→ **Short exercise**
Write the listing below out again exactly, dropping the images.

---- Data for processing

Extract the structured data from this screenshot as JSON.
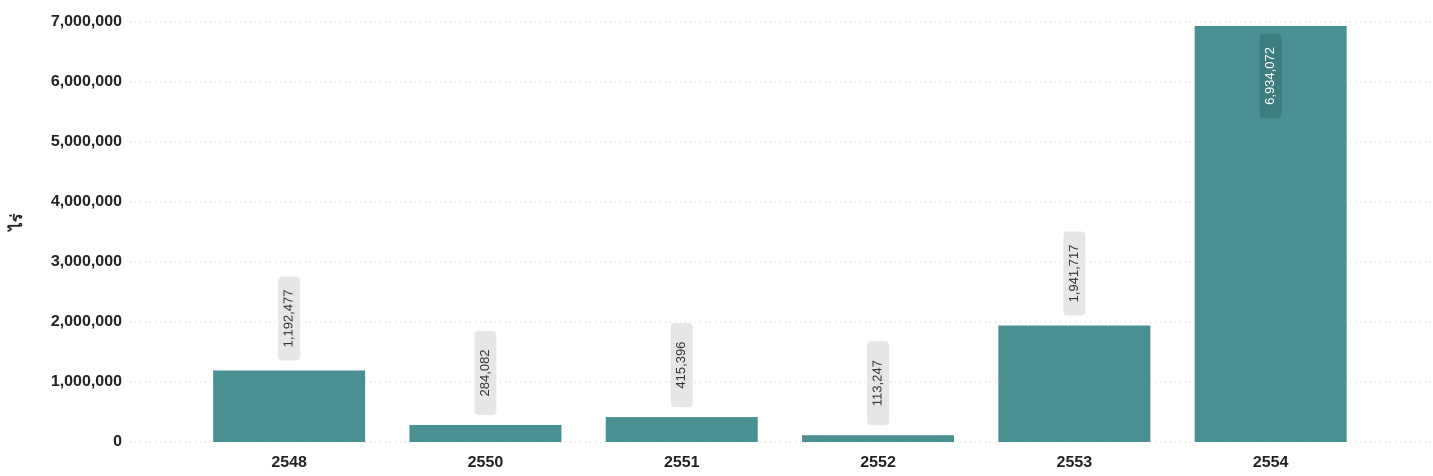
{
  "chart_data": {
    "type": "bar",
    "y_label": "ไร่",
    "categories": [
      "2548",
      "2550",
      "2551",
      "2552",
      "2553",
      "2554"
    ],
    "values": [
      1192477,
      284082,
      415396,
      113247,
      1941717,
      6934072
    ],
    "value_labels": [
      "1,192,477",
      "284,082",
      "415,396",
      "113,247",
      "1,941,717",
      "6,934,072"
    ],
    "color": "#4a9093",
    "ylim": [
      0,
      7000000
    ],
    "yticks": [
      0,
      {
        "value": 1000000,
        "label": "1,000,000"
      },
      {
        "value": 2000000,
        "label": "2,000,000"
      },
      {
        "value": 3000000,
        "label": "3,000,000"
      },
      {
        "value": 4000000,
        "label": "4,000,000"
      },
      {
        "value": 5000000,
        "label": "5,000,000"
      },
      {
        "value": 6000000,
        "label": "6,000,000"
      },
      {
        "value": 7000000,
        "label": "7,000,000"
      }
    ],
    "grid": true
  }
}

--------

→ **Solved exercise**
Extract the structured data from this screenshot as JSON.
{
  "chart_data": {
    "type": "bar",
    "y_label": "ไร่",
    "categories": [
      "2548",
      "2550",
      "2551",
      "2552",
      "2553",
      "2554"
    ],
    "values": [
      1192477,
      284082,
      415396,
      113247,
      1941717,
      6934072
    ],
    "value_labels": [
      "1,192,477",
      "284,082",
      "415,396",
      "113,247",
      "1,941,717",
      "6,934,072"
    ],
    "color": "#4a9093",
    "ylim": [
      0,
      7000000
    ],
    "yticks": [
      0,
      {
        "value": 1000000,
        "label": "1,000,000"
      },
      {
        "value": 2000000,
        "label": "2,000,000"
      },
      {
        "value": 3000000,
        "label": "3,000,000"
      },
      {
        "value": 4000000,
        "label": "4,000,000"
      },
      {
        "value": 5000000,
        "label": "5,000,000"
      },
      {
        "value": 6000000,
        "label": "6,000,000"
      },
      {
        "value": 7000000,
        "label": "7,000,000"
      }
    ],
    "grid": true
  }
}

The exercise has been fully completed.